**INSTRUCTION**
From the entries below, copy every line that holds the word "name".

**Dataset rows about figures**
------------------------------------------------------------------------

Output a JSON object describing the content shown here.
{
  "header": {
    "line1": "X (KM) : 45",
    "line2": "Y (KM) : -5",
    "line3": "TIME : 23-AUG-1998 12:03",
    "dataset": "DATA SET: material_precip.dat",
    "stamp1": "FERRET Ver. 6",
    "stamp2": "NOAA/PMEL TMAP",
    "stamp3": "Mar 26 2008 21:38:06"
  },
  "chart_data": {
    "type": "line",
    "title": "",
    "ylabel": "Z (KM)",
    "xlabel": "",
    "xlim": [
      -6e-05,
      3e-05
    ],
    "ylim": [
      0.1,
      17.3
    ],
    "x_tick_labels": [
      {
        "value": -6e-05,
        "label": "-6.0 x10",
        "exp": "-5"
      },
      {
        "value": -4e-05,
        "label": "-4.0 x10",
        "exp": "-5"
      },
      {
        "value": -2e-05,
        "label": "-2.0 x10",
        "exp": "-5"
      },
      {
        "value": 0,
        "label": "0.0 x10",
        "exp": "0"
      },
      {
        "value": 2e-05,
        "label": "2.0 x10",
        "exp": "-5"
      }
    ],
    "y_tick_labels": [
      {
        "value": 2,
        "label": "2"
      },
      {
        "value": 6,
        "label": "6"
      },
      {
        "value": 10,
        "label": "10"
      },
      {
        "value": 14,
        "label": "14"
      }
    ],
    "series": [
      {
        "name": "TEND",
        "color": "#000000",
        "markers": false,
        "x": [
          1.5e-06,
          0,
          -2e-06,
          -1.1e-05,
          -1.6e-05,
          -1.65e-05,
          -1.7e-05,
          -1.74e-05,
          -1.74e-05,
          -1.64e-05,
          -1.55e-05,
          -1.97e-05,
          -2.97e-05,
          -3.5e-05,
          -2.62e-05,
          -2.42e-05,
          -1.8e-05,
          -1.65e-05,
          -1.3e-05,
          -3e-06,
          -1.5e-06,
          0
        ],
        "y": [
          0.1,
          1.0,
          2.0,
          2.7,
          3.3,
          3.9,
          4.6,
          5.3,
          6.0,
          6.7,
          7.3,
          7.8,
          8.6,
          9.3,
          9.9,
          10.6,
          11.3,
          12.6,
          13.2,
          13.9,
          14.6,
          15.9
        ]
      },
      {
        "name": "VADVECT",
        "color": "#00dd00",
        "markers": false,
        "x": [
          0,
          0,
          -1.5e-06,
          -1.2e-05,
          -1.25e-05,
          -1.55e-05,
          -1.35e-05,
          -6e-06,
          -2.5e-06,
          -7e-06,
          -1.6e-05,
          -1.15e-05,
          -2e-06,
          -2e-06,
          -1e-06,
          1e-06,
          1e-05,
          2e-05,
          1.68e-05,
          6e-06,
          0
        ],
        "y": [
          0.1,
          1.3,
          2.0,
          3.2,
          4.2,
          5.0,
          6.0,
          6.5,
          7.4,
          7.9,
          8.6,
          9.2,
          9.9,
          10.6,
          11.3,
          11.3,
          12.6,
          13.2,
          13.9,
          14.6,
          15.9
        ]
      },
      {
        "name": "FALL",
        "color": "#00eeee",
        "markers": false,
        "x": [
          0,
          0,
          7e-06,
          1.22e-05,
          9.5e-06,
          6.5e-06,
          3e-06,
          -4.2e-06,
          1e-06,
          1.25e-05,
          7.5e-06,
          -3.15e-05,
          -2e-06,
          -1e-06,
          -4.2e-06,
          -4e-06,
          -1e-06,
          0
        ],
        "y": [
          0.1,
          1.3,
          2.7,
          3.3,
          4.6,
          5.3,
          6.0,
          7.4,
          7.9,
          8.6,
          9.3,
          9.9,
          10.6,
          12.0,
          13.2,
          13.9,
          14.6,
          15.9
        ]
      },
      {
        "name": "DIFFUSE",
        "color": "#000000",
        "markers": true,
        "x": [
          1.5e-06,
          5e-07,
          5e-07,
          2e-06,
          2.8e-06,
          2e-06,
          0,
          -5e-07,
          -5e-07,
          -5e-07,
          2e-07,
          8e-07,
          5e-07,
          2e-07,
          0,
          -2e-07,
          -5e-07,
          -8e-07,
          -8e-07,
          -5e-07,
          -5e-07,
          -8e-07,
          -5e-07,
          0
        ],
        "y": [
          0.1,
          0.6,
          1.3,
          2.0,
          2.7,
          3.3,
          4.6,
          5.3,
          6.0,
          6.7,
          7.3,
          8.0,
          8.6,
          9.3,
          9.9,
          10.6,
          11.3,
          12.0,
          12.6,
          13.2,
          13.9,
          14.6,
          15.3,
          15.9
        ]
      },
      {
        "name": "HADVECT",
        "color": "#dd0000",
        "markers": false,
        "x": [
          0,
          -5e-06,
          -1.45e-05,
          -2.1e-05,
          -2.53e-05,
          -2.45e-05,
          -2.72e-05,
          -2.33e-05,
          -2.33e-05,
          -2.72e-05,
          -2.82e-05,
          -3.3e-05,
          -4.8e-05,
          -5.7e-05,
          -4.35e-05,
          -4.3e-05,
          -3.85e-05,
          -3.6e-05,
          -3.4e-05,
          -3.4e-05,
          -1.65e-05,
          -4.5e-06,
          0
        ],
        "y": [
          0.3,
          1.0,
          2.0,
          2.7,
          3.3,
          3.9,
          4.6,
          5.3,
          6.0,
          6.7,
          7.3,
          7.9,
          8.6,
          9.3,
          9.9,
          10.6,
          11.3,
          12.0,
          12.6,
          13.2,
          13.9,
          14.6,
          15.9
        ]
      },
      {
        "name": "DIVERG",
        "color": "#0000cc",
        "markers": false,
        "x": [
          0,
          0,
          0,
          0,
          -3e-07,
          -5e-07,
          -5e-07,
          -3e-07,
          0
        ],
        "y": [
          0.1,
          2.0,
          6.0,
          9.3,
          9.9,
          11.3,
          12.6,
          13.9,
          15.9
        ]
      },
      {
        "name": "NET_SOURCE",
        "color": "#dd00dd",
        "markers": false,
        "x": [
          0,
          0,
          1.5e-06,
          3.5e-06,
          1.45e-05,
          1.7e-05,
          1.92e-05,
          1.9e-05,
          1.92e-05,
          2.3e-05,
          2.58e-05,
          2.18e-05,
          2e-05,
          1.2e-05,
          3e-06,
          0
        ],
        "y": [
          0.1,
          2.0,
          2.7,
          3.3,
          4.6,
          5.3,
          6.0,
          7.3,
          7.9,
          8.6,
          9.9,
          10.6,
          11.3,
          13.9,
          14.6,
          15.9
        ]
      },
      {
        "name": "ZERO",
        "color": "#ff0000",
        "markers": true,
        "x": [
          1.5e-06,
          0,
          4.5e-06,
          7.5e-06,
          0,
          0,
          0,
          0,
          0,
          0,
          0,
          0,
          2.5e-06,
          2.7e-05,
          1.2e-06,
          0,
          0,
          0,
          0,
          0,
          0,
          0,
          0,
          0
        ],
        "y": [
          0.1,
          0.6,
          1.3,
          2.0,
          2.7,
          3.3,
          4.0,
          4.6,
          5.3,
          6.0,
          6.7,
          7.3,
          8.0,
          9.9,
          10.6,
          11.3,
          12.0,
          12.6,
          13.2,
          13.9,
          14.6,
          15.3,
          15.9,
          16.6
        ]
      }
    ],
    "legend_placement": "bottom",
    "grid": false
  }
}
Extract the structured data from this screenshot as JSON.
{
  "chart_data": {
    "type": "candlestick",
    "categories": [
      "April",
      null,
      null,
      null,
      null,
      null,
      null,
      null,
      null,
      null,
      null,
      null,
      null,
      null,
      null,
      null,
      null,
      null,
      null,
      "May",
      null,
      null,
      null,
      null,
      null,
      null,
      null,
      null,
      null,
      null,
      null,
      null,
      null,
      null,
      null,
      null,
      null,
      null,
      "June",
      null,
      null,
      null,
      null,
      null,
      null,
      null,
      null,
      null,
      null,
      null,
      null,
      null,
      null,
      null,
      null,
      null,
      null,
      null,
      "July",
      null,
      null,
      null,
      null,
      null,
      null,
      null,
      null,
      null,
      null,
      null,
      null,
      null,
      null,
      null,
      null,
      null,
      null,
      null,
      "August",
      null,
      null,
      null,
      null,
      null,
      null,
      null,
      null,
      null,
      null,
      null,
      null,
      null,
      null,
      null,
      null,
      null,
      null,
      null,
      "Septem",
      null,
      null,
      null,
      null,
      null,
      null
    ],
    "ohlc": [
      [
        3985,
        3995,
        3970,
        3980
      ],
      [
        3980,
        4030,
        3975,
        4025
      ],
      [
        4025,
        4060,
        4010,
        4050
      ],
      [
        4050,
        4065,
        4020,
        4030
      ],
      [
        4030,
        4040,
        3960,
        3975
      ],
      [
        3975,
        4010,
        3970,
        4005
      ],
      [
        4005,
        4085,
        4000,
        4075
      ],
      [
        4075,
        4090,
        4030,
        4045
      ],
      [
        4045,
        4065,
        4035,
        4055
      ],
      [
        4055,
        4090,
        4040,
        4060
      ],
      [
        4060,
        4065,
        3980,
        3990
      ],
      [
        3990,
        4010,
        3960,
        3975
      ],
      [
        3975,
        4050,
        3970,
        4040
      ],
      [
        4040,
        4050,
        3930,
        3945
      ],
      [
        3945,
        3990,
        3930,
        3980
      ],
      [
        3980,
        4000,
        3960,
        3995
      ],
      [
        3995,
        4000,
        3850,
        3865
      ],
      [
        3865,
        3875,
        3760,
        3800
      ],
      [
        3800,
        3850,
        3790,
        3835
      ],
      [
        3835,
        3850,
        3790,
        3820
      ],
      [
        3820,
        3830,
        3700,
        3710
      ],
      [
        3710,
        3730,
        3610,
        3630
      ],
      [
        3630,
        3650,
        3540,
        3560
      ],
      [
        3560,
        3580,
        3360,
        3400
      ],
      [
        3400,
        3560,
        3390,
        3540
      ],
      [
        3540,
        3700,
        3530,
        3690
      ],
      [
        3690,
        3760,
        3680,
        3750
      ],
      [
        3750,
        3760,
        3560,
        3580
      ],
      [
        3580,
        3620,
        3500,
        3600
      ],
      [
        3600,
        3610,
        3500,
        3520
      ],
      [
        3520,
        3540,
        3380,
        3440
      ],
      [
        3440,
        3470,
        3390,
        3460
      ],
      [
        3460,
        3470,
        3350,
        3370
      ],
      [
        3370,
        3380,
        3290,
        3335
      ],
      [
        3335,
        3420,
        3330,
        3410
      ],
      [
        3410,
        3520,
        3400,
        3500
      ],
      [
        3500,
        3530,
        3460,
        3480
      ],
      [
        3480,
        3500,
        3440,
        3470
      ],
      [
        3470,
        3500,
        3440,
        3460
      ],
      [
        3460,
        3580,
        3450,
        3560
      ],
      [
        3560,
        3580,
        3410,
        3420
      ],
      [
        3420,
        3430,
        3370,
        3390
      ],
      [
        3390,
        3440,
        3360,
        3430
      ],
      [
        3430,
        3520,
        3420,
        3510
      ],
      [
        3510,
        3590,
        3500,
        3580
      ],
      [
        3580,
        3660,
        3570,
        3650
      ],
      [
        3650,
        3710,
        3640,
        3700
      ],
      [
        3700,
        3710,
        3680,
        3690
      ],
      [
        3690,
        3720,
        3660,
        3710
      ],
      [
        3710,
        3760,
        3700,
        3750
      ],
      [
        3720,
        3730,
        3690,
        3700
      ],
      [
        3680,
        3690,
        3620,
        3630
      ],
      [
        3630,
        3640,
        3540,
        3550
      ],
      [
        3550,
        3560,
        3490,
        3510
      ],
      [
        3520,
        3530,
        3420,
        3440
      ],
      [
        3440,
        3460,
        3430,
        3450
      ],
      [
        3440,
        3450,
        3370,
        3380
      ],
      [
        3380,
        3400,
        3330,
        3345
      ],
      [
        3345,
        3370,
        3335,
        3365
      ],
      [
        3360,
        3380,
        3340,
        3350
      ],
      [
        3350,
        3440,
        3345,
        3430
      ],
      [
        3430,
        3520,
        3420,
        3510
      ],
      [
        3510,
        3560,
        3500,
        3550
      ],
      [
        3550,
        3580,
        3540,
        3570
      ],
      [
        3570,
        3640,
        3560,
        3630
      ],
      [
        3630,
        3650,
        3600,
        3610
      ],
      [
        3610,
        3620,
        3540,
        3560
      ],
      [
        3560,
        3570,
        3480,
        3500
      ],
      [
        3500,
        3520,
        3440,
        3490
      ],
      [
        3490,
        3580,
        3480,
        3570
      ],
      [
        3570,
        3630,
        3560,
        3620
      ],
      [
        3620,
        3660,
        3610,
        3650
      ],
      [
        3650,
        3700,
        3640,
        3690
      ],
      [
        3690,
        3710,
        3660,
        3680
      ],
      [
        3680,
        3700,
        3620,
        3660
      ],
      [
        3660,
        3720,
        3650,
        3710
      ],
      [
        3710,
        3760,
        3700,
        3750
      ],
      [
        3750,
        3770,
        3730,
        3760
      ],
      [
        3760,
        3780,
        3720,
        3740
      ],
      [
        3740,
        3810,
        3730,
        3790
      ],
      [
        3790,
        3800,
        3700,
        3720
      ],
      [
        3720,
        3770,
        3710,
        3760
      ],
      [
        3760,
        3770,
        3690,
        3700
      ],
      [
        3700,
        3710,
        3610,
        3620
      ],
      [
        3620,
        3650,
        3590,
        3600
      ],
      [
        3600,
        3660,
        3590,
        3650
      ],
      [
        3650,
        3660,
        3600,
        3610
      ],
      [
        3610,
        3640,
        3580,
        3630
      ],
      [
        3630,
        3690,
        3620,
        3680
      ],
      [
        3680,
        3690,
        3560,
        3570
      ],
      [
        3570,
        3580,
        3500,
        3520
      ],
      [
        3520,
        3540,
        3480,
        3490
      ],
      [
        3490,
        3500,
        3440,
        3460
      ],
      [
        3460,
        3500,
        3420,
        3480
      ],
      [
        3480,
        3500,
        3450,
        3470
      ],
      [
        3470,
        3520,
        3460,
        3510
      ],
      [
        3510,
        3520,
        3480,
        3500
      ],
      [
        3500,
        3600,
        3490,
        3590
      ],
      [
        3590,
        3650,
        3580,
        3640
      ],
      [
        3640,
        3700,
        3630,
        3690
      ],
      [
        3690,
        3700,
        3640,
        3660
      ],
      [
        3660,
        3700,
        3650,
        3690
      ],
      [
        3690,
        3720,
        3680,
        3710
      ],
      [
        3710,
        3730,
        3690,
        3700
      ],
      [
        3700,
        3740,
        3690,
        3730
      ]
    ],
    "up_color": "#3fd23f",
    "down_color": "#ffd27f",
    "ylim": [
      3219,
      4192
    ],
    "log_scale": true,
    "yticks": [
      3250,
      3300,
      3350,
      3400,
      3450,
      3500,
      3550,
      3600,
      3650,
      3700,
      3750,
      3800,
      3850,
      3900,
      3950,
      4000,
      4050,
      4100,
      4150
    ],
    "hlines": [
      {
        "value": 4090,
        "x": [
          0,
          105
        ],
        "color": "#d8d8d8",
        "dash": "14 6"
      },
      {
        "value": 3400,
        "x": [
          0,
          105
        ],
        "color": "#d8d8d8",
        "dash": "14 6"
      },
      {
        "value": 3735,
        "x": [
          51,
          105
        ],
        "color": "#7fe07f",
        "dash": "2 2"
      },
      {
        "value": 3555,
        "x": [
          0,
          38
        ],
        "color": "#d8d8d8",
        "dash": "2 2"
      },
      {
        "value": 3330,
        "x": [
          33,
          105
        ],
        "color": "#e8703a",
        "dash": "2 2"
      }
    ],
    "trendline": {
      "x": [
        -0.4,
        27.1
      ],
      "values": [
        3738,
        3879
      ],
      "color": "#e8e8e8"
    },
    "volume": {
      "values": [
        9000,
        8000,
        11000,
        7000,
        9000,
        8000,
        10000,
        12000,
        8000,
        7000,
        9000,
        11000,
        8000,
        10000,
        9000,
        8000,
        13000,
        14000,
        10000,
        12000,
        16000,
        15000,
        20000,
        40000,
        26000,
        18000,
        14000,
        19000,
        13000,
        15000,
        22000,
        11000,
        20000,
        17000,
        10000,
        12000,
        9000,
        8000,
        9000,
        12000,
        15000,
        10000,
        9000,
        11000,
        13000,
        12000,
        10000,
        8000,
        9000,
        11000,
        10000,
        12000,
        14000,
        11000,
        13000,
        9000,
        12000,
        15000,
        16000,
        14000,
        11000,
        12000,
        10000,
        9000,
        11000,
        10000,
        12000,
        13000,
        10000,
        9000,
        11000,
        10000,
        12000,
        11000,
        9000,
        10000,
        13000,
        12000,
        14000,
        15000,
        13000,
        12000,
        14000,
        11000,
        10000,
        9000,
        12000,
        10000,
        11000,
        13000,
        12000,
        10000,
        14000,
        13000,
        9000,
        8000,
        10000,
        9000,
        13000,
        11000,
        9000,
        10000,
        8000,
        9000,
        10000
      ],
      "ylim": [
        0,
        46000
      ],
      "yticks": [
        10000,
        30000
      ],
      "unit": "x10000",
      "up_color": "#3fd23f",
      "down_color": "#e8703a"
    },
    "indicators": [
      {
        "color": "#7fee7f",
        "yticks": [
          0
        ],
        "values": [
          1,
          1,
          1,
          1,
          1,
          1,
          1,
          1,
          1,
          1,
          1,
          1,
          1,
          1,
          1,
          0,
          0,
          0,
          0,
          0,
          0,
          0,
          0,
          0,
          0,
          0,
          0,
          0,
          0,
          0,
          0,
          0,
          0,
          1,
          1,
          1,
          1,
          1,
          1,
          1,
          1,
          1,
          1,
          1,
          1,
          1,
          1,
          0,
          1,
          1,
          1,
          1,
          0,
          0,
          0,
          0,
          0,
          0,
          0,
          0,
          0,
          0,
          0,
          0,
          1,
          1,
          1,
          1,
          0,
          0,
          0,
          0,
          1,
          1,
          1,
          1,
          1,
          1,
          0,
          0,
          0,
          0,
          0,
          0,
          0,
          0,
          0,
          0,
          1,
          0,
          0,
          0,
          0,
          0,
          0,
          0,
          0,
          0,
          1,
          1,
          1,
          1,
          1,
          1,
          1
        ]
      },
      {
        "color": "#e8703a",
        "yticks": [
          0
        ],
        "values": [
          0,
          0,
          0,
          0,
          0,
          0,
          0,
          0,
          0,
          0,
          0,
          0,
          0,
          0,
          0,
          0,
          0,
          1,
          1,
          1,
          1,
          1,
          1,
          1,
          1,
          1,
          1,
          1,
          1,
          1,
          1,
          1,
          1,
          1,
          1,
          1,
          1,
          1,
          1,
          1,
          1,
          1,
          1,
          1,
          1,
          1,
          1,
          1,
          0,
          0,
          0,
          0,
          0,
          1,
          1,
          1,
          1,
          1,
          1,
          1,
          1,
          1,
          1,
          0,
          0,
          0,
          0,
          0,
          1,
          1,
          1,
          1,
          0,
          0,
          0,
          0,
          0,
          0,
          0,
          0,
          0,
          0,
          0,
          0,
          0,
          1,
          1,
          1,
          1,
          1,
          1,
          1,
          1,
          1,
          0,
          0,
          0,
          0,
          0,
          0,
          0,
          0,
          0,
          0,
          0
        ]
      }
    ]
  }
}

------------------------------------------------------------------------

**ANSWER BELOW**
        "name": "TEND",
        "name": "VADVECT",
        "name": "FALL",
        "name": "DIFFUSE",
        "name": "HADVECT",
        "name": "DIVERG",
        "name": "NET_SOURCE",
        "name": "ZERO",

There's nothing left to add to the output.